EXERCISE AIM: Substitute "Days each week" for "Days per week" in the records between the lines holding "svg-text:4: 4 xyxy=(31,255,40,272)" and "svg-text:Apr: Apr xyxy=(891,601,919,621)", inclusive. Give back only those lines, with nothing else altered.

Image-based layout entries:

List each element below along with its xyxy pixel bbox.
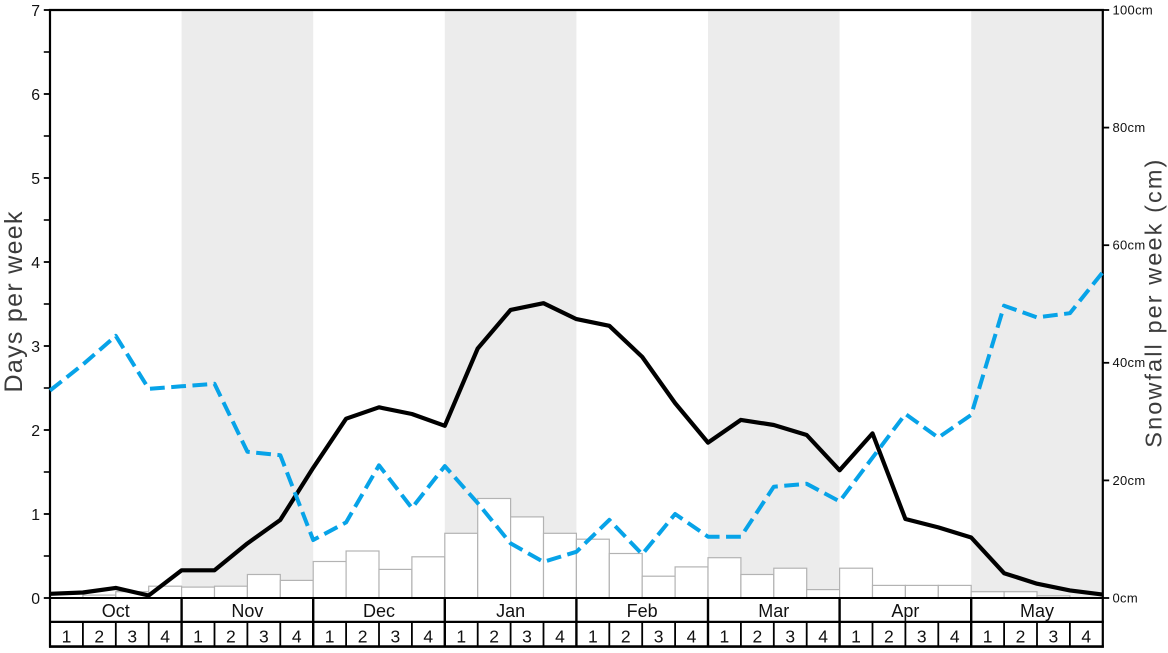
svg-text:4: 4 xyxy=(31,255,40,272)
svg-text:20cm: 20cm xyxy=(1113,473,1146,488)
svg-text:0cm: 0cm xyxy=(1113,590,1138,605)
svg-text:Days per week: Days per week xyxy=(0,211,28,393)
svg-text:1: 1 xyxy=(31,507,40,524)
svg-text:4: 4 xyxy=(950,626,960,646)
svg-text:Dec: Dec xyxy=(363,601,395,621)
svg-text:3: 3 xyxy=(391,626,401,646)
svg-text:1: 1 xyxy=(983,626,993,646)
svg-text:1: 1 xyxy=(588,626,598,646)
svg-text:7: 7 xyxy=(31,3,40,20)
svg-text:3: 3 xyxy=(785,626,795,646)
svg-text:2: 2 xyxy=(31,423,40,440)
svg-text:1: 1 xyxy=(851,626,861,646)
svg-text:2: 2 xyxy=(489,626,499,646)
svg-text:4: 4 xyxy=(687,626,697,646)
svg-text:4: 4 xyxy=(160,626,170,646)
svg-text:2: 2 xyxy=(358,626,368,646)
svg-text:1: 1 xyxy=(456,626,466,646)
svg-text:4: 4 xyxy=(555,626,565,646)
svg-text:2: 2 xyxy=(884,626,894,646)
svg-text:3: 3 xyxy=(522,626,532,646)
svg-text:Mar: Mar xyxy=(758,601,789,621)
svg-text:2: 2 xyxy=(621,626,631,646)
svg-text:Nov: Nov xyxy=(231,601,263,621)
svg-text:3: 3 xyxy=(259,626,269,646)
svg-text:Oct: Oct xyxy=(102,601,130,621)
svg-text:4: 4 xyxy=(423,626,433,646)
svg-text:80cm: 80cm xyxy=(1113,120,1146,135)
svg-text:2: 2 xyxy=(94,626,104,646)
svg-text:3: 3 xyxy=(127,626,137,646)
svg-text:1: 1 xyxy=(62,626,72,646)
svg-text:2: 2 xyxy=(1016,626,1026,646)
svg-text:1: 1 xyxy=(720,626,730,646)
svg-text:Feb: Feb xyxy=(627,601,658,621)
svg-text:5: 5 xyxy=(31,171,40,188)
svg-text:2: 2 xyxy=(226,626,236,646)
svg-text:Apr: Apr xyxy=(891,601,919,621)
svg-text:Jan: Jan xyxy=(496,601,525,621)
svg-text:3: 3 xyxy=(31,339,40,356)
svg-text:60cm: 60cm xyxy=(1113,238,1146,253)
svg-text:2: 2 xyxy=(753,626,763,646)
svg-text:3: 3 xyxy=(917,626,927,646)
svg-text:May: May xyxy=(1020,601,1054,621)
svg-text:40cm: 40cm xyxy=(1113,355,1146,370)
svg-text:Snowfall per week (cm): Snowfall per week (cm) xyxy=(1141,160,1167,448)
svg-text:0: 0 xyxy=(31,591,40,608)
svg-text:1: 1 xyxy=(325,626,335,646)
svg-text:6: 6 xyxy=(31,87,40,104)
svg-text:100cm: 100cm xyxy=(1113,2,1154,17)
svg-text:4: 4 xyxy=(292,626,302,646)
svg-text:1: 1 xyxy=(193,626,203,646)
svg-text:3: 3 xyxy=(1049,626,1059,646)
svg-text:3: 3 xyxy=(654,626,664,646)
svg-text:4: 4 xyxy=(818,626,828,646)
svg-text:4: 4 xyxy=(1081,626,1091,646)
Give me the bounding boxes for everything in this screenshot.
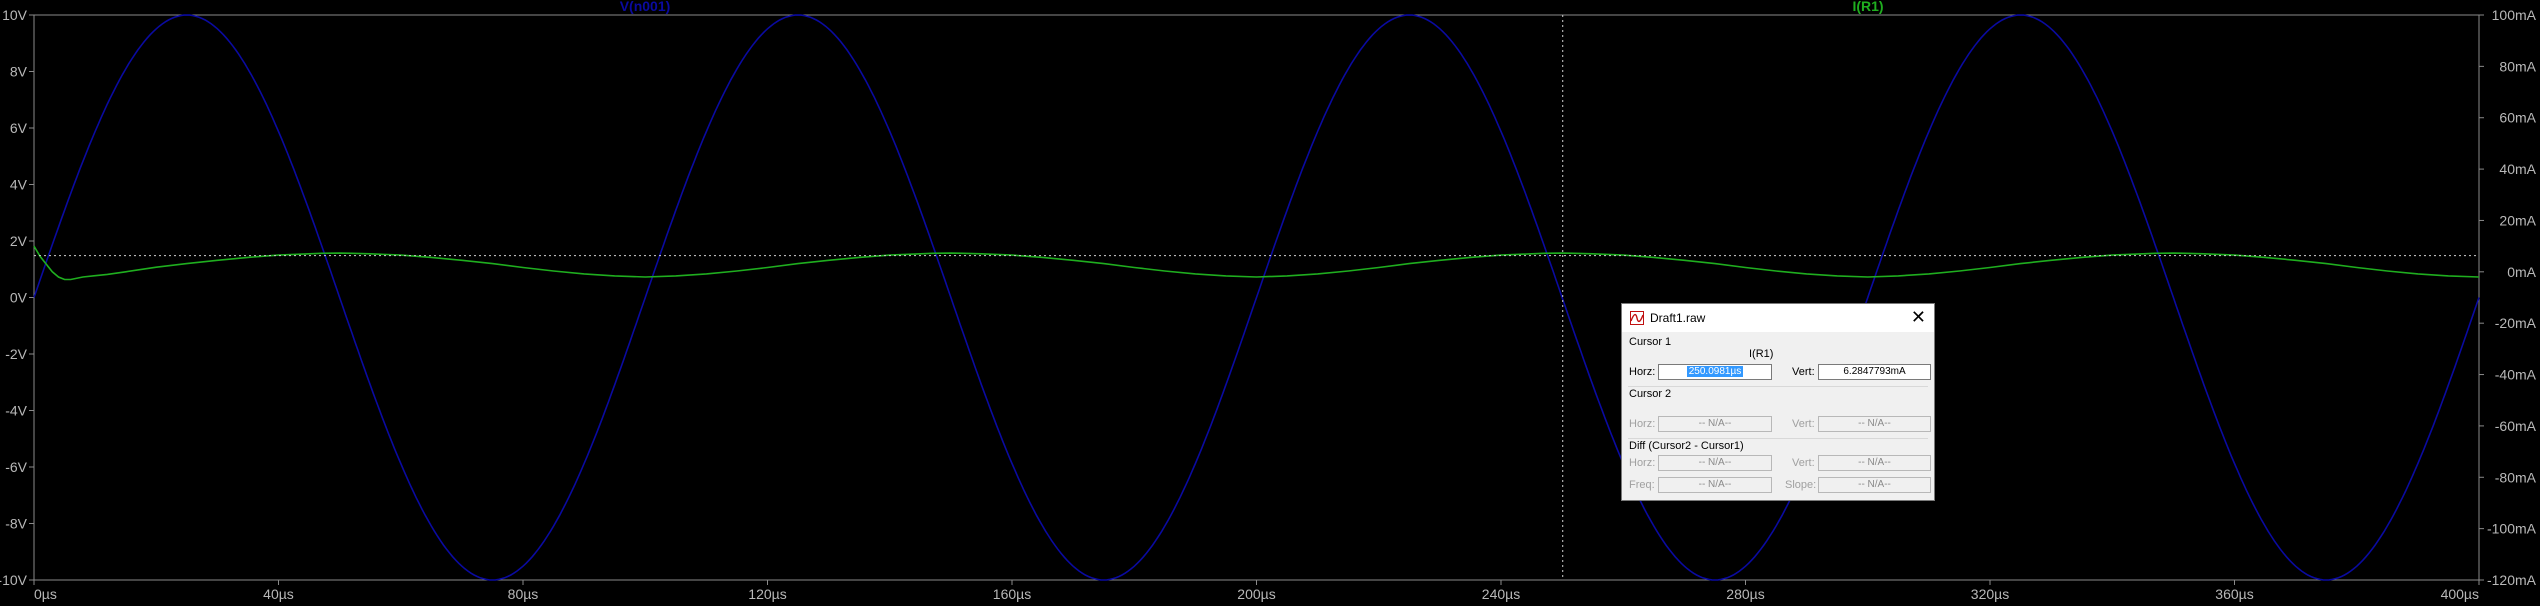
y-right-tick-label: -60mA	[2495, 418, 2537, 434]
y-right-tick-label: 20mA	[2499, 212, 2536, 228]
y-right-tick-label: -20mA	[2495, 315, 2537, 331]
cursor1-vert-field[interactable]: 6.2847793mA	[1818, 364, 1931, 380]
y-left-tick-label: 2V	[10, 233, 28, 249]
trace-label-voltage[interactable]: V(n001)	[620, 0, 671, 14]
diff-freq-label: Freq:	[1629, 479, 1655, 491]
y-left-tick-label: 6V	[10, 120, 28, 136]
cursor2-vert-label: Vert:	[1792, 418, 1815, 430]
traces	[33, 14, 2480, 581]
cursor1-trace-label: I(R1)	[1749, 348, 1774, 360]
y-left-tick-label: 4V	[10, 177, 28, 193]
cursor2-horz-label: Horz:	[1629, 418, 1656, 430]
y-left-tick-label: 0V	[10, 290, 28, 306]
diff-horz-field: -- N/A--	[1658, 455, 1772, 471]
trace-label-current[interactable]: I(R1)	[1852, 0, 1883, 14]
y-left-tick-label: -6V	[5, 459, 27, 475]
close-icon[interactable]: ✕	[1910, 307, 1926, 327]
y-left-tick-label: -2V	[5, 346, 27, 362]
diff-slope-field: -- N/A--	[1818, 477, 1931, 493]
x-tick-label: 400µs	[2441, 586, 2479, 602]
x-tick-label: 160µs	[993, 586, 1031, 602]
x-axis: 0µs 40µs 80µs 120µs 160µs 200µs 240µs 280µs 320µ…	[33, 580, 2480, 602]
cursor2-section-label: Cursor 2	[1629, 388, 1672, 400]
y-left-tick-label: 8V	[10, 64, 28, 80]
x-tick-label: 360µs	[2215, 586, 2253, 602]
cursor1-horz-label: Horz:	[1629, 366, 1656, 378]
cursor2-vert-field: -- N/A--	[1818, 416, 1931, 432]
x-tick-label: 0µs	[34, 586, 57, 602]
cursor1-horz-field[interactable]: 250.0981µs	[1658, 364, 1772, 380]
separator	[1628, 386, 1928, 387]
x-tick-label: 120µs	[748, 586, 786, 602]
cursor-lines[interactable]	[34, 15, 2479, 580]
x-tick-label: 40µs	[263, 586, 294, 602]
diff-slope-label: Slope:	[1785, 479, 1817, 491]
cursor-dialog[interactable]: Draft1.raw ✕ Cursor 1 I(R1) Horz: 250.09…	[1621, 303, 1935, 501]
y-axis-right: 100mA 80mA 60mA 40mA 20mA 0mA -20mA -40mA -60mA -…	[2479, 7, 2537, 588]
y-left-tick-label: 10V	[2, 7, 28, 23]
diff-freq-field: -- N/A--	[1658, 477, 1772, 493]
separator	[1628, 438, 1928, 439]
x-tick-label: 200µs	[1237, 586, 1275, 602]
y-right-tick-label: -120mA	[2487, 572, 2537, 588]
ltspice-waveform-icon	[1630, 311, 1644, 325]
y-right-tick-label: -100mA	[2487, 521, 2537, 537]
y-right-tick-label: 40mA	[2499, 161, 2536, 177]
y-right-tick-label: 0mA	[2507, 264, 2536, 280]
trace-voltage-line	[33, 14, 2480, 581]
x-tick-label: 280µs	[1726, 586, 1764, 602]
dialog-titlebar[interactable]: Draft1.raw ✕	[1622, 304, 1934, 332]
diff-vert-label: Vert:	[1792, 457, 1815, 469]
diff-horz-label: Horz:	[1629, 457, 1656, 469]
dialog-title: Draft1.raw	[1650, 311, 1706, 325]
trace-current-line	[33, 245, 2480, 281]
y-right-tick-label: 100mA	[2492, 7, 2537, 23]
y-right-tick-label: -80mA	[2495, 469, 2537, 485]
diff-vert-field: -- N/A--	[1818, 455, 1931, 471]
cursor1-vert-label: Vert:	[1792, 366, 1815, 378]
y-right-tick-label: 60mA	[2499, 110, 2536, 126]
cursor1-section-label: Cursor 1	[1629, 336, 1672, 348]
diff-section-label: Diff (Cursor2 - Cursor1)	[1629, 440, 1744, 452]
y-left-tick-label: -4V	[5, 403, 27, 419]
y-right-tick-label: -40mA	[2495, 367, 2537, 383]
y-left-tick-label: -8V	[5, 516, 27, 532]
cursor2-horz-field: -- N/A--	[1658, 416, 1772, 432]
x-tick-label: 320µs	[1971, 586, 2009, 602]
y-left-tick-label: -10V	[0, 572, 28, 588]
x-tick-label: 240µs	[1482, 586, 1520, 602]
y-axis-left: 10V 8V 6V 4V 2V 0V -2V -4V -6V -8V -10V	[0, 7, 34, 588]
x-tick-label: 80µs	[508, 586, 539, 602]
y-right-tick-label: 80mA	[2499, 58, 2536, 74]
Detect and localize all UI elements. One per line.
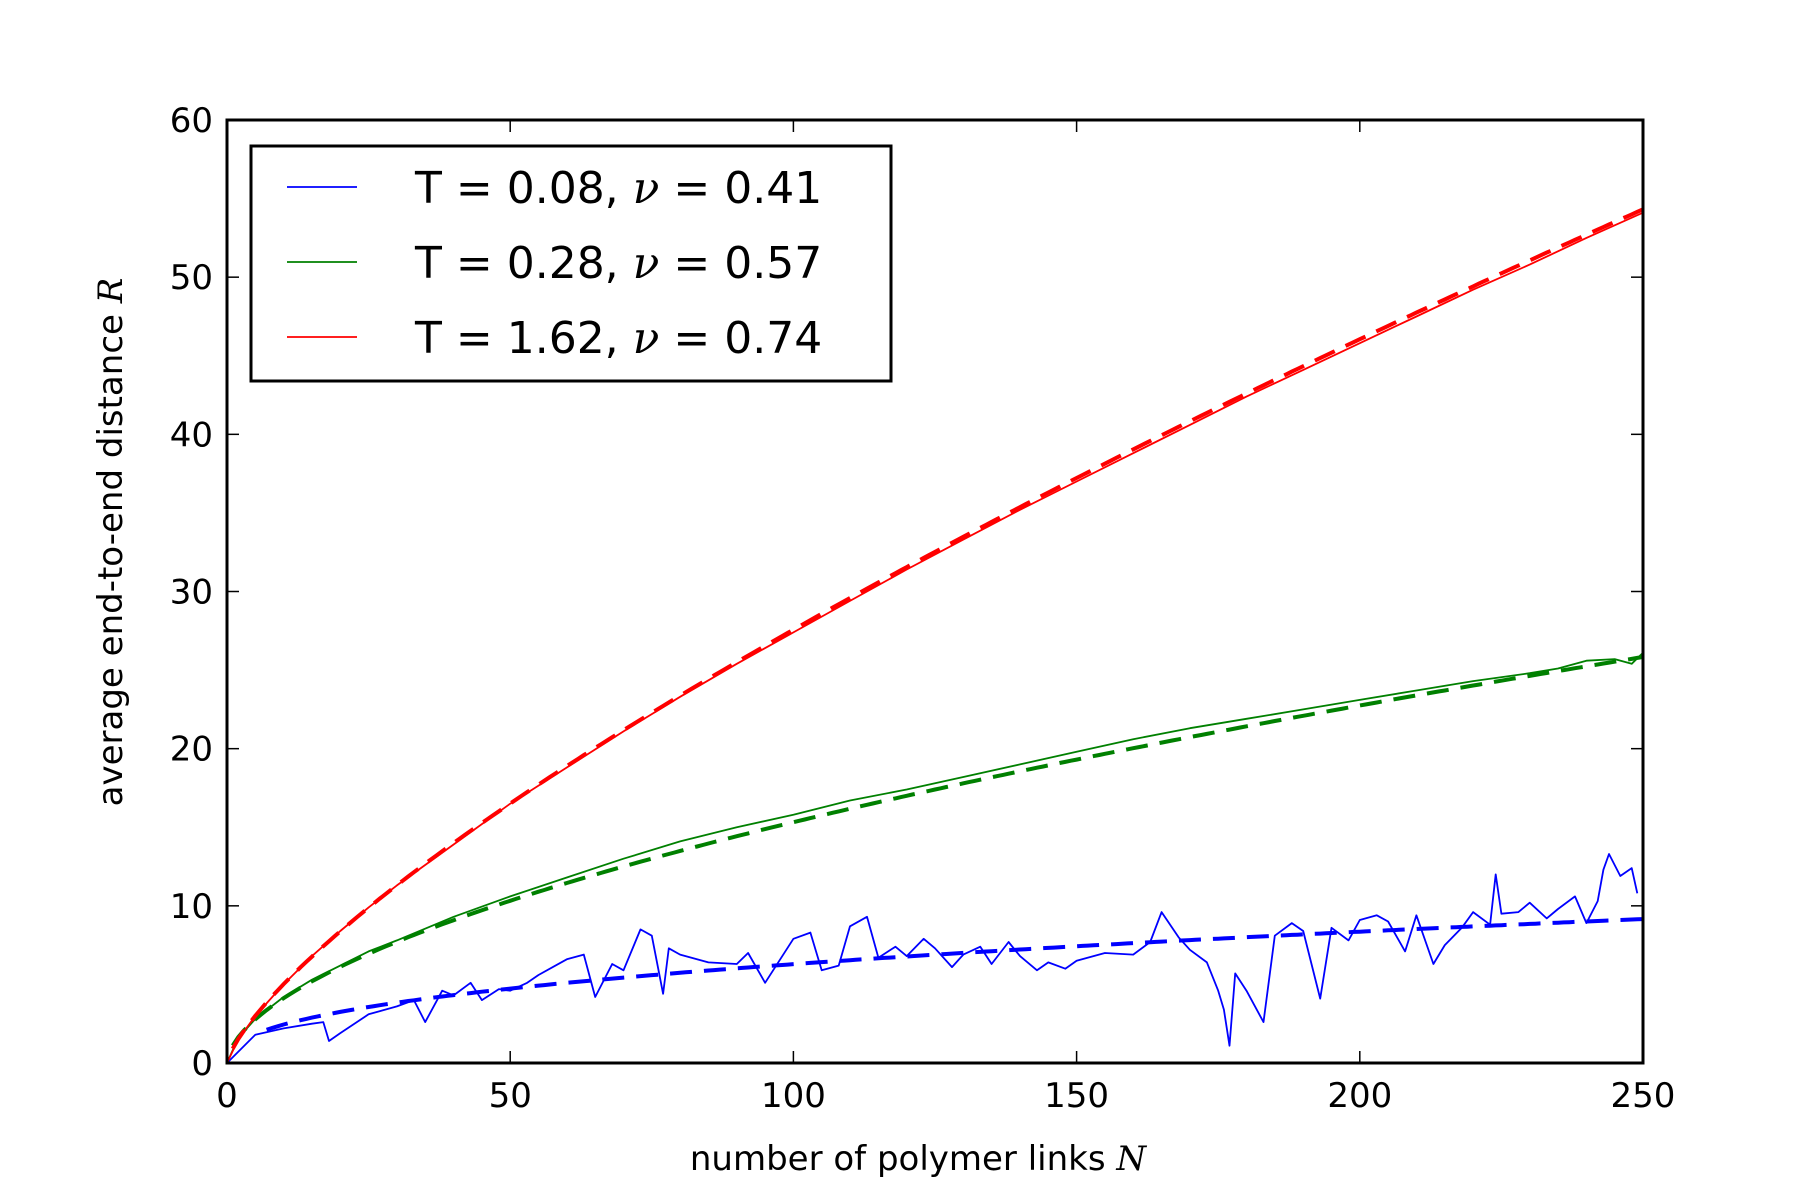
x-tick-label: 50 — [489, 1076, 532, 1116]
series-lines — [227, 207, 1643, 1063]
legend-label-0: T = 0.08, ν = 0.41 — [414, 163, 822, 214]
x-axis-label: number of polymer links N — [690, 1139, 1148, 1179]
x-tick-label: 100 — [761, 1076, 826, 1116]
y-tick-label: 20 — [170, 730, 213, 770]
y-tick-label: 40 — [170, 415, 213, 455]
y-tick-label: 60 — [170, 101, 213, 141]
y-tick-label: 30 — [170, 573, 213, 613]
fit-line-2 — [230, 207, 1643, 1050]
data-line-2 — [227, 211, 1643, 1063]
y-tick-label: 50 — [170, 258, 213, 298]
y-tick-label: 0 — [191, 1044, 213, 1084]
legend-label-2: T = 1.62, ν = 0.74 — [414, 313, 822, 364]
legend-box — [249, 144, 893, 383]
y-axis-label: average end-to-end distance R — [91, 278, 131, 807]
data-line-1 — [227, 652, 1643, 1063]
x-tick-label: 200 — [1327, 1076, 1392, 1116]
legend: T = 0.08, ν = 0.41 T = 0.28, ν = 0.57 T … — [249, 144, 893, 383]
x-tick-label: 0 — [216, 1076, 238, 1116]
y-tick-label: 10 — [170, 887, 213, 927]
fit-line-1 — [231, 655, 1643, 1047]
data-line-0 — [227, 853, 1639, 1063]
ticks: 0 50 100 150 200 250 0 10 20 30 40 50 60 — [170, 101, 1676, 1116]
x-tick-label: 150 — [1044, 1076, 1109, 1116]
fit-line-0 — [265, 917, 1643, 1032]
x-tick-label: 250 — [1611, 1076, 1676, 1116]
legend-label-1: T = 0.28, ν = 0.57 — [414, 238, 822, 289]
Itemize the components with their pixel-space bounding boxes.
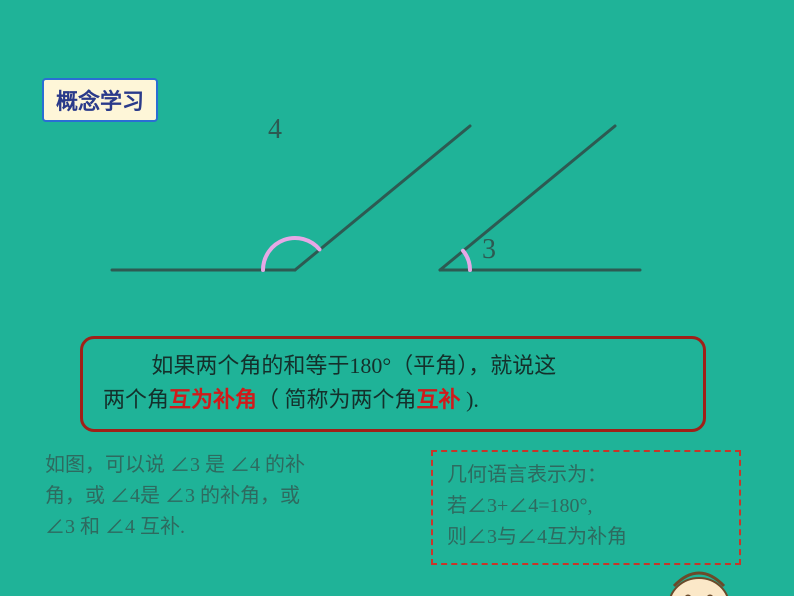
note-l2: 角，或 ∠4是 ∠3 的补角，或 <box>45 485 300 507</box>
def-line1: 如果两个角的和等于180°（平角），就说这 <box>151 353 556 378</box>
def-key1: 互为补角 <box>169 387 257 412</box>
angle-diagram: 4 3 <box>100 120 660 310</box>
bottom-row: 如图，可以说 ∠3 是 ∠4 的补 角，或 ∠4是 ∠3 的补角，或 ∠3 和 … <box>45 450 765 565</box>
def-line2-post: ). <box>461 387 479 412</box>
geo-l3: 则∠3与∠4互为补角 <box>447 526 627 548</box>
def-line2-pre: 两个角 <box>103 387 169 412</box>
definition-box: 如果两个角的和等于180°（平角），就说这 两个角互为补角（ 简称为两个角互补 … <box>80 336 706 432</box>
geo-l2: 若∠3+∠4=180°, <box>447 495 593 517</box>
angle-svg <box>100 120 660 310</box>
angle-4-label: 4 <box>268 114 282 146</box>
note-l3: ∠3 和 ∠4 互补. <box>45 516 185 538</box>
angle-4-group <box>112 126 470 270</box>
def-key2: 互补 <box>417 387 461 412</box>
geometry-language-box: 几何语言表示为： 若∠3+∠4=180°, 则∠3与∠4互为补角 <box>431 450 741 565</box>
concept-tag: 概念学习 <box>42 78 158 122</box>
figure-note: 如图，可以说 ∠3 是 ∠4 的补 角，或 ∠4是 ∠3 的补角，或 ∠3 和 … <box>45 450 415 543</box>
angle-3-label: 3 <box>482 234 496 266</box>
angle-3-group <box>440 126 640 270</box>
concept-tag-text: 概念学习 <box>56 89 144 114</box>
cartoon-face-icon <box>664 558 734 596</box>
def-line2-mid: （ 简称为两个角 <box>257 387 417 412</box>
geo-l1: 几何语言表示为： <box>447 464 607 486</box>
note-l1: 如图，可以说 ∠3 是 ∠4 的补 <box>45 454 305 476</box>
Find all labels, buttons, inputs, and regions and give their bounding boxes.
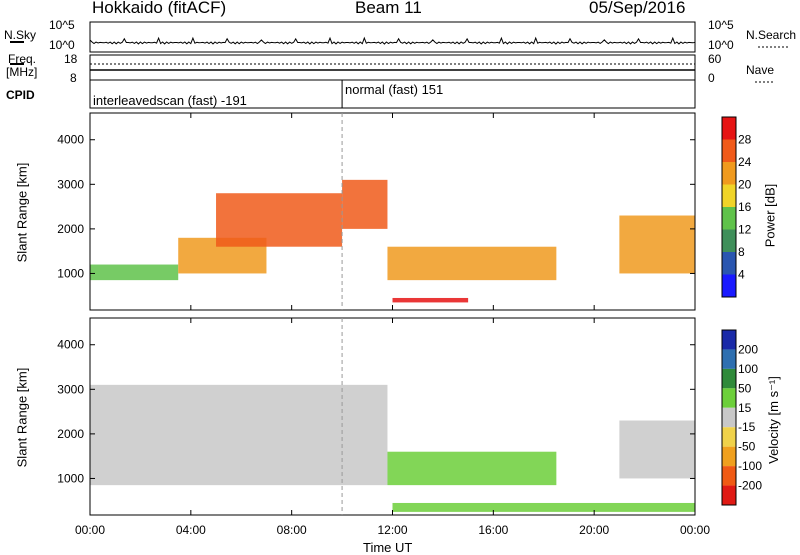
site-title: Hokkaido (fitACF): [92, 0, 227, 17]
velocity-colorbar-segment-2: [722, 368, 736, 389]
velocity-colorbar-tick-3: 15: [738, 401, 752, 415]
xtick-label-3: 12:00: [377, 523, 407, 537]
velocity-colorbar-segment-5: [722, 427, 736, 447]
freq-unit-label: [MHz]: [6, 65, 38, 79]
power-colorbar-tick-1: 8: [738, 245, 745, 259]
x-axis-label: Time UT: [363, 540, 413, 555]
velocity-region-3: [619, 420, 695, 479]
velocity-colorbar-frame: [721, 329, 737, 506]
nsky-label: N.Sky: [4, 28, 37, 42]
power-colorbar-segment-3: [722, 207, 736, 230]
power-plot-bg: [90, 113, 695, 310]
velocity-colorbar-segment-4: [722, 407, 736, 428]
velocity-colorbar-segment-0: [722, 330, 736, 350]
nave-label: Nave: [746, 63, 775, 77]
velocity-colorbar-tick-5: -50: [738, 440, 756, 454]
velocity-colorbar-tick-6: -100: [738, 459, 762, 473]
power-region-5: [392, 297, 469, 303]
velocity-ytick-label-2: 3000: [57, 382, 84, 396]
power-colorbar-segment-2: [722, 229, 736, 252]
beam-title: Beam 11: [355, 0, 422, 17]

EXERCISE RESPONSE:
svg-text:4: 4 xyxy=(31,255,40,272)
svg-text:20cm: 20cm xyxy=(1113,473,1146,488)
svg-text:0cm: 0cm xyxy=(1113,590,1138,605)
svg-text:Days each week: Days each week xyxy=(0,211,28,393)
svg-text:1: 1 xyxy=(31,507,40,524)
svg-text:4: 4 xyxy=(950,626,960,646)
svg-text:Dec: Dec xyxy=(363,601,395,621)
svg-text:3: 3 xyxy=(391,626,401,646)
svg-text:1: 1 xyxy=(983,626,993,646)
svg-text:1: 1 xyxy=(588,626,598,646)
svg-text:7: 7 xyxy=(31,3,40,20)
svg-text:3: 3 xyxy=(785,626,795,646)
svg-text:2: 2 xyxy=(31,423,40,440)
svg-text:1: 1 xyxy=(851,626,861,646)
svg-text:2: 2 xyxy=(489,626,499,646)
svg-text:4: 4 xyxy=(687,626,697,646)
svg-text:4: 4 xyxy=(160,626,170,646)
svg-text:2: 2 xyxy=(358,626,368,646)
svg-text:1: 1 xyxy=(456,626,466,646)
svg-text:4: 4 xyxy=(555,626,565,646)
svg-text:2: 2 xyxy=(884,626,894,646)
svg-text:3: 3 xyxy=(522,626,532,646)
svg-text:Mar: Mar xyxy=(758,601,789,621)
svg-text:2: 2 xyxy=(621,626,631,646)
svg-text:Nov: Nov xyxy=(231,601,263,621)
svg-text:3: 3 xyxy=(259,626,269,646)
svg-text:Oct: Oct xyxy=(102,601,130,621)
svg-text:4: 4 xyxy=(423,626,433,646)
svg-text:80cm: 80cm xyxy=(1113,120,1146,135)
svg-text:2: 2 xyxy=(94,626,104,646)
svg-text:3: 3 xyxy=(127,626,137,646)
svg-text:1: 1 xyxy=(62,626,72,646)
svg-text:2: 2 xyxy=(1016,626,1026,646)
svg-text:1: 1 xyxy=(720,626,730,646)
svg-text:Feb: Feb xyxy=(627,601,658,621)
svg-text:5: 5 xyxy=(31,171,40,188)
svg-text:2: 2 xyxy=(226,626,236,646)
svg-text:Apr: Apr xyxy=(891,601,919,621)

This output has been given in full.